• **WHAT IS EXPECTED**: Find each line with the string "Çiğdemim" and copy it.

☆ ☆ ☆

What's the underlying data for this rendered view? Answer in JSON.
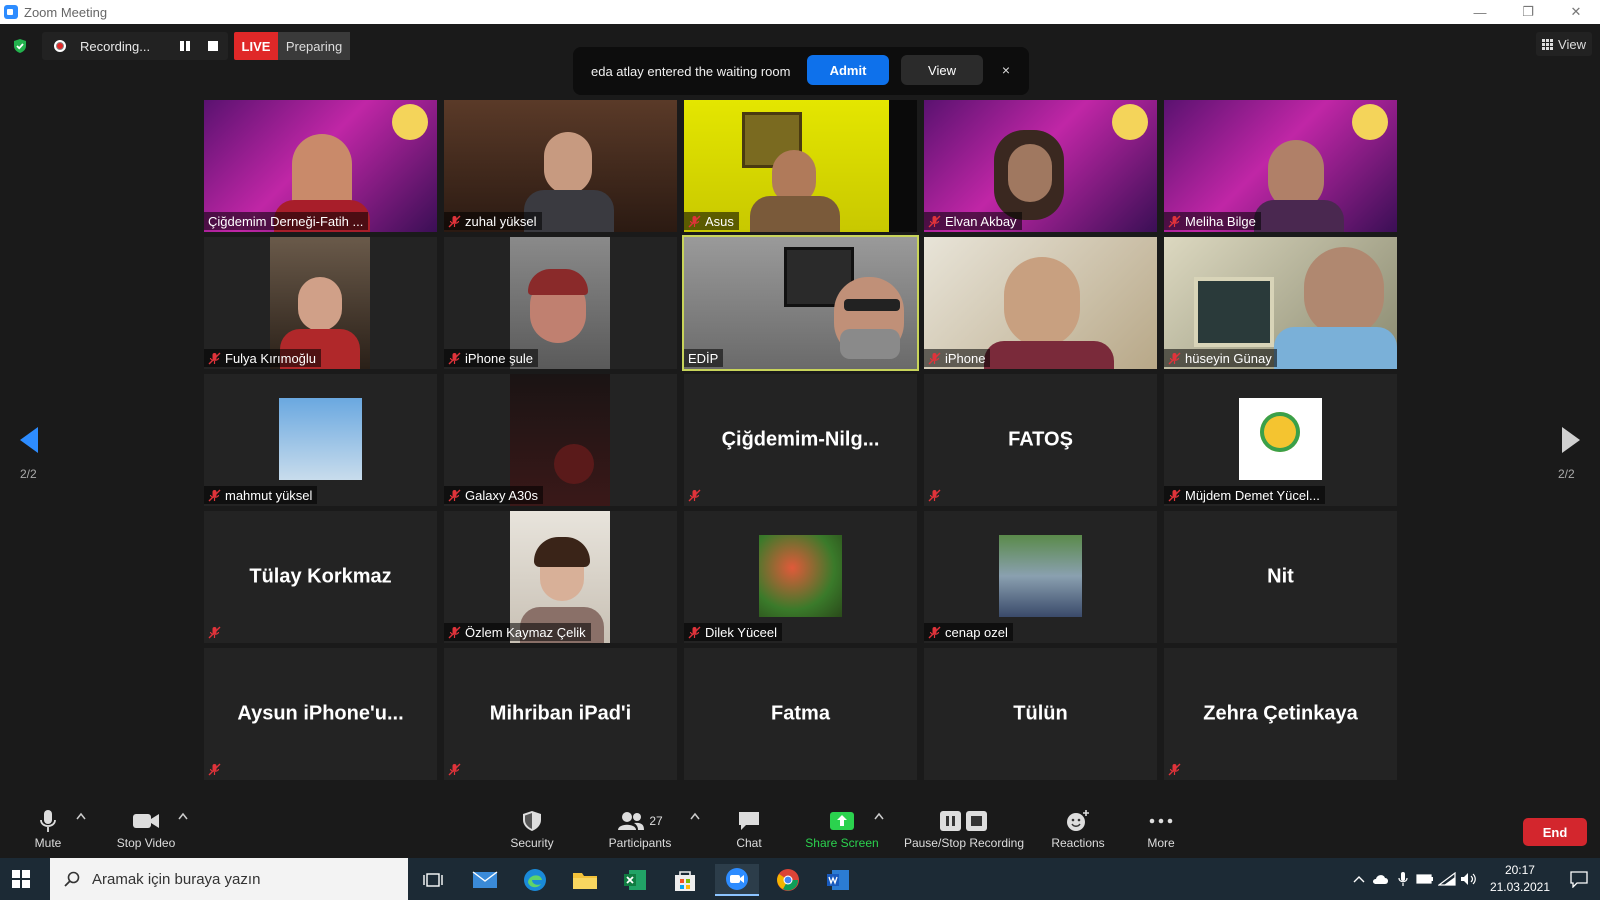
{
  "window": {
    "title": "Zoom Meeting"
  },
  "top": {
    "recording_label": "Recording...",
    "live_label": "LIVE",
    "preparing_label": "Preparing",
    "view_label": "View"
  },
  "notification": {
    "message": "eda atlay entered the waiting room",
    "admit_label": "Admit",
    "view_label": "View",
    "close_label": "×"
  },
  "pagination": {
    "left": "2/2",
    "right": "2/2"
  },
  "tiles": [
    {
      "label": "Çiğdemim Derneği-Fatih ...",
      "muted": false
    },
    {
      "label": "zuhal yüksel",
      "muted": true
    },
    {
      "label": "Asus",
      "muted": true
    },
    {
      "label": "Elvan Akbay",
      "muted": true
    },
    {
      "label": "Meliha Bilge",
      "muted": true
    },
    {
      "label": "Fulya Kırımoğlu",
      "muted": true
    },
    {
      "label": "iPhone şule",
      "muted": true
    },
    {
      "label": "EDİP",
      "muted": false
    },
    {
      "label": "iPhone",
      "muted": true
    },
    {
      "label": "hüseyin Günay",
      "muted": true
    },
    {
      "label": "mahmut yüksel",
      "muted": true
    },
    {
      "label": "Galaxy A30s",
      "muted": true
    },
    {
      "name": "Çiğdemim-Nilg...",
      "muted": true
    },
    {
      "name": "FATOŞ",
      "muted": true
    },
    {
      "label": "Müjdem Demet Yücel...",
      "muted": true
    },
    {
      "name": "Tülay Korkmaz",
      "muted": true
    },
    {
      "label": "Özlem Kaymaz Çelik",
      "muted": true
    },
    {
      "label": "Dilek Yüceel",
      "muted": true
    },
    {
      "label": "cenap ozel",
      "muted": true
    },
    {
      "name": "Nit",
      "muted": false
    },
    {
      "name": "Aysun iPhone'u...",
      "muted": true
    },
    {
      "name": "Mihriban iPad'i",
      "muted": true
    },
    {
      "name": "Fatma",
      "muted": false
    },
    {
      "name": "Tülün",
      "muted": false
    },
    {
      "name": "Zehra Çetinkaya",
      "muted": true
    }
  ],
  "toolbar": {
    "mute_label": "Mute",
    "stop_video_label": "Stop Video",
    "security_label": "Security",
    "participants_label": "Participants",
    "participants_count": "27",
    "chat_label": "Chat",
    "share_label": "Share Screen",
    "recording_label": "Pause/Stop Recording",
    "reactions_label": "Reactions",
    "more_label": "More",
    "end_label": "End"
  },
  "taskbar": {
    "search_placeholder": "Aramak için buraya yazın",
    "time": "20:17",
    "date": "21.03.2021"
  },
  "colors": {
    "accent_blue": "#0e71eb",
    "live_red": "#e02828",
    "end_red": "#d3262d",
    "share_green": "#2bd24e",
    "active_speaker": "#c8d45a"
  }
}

☆ ☆ ☆

• **EXPECTED ANSWER**:
      "label": "Çiğdemim Derneği-Fatih ...",
      "name": "Çiğdemim-Nilg...",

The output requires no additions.